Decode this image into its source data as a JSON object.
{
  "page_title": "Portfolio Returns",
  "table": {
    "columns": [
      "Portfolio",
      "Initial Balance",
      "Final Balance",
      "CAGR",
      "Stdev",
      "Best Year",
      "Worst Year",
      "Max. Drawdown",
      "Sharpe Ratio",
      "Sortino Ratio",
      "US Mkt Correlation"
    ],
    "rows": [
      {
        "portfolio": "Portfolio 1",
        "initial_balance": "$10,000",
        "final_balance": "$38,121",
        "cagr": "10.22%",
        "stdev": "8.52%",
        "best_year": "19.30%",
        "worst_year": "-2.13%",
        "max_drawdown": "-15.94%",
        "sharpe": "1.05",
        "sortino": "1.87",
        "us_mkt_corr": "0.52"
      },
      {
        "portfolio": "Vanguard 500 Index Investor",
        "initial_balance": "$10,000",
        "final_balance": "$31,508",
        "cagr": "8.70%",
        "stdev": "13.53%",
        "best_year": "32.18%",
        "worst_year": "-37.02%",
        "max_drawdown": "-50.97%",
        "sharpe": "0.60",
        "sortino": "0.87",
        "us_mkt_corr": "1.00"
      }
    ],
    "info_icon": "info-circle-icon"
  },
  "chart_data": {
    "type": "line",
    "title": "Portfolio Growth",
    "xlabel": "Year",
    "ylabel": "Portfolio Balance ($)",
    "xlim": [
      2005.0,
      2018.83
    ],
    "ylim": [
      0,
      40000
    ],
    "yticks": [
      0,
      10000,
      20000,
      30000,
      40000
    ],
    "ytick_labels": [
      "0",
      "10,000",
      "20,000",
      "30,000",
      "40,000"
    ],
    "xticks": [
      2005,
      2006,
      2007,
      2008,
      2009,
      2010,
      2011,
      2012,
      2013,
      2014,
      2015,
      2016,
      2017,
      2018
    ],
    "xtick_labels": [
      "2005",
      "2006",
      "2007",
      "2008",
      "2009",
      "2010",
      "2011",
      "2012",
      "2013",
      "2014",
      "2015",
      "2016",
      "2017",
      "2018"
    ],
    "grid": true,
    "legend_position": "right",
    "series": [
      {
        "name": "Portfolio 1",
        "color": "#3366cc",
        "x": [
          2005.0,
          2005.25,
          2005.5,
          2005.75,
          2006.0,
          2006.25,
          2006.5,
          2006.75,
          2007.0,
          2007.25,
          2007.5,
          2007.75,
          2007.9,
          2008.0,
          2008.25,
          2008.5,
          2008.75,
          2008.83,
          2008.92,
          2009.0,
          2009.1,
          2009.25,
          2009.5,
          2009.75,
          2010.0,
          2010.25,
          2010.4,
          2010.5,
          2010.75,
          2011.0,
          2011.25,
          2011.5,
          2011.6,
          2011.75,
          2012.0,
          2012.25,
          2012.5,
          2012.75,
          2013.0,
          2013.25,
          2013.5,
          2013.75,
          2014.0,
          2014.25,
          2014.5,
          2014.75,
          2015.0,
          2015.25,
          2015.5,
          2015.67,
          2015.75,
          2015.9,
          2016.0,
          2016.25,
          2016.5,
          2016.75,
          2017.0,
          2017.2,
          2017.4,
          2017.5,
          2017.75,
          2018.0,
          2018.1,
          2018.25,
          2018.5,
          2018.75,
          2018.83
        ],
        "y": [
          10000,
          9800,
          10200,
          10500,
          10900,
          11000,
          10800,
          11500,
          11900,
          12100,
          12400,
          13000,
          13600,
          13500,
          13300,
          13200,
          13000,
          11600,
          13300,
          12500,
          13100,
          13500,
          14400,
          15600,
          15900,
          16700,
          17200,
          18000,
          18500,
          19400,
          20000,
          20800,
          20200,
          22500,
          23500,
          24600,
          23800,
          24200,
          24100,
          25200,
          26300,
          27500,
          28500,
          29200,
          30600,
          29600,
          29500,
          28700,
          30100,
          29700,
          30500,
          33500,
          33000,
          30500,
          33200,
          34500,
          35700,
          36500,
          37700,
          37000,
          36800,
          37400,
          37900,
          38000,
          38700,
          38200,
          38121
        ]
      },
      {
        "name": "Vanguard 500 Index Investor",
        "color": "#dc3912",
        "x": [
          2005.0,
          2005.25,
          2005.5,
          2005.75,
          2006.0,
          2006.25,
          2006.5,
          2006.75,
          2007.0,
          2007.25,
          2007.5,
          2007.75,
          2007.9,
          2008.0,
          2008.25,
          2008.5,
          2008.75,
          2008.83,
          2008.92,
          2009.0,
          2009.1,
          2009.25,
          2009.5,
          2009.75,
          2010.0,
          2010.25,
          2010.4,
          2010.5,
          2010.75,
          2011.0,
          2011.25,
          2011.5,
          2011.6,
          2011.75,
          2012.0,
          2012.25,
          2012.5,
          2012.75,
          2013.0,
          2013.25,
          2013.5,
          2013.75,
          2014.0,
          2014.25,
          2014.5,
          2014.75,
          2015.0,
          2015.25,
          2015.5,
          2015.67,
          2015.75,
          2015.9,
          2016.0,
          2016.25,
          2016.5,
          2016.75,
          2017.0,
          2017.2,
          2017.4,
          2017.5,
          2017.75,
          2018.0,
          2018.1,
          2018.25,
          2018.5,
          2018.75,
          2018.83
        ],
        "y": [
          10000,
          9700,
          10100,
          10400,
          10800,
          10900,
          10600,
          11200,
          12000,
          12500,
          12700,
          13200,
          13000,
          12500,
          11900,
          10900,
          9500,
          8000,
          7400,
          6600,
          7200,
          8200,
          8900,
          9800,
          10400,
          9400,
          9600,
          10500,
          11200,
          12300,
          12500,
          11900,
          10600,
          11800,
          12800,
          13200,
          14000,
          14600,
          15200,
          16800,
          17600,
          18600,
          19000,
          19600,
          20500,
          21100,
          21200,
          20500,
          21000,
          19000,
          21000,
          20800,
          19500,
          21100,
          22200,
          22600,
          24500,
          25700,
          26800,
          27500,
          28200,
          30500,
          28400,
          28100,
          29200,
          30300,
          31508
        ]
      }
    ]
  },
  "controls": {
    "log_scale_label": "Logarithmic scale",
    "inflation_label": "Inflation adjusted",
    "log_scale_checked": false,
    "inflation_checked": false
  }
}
- - -
DESCRIPTION OF THE TASK – Find every line in the records above that contains the word "Index", and copy each one.

THE COMPLETED TASK –
        "portfolio": "Vanguard 500 Index Investor",
        "name": "Vanguard 500 Index Investor",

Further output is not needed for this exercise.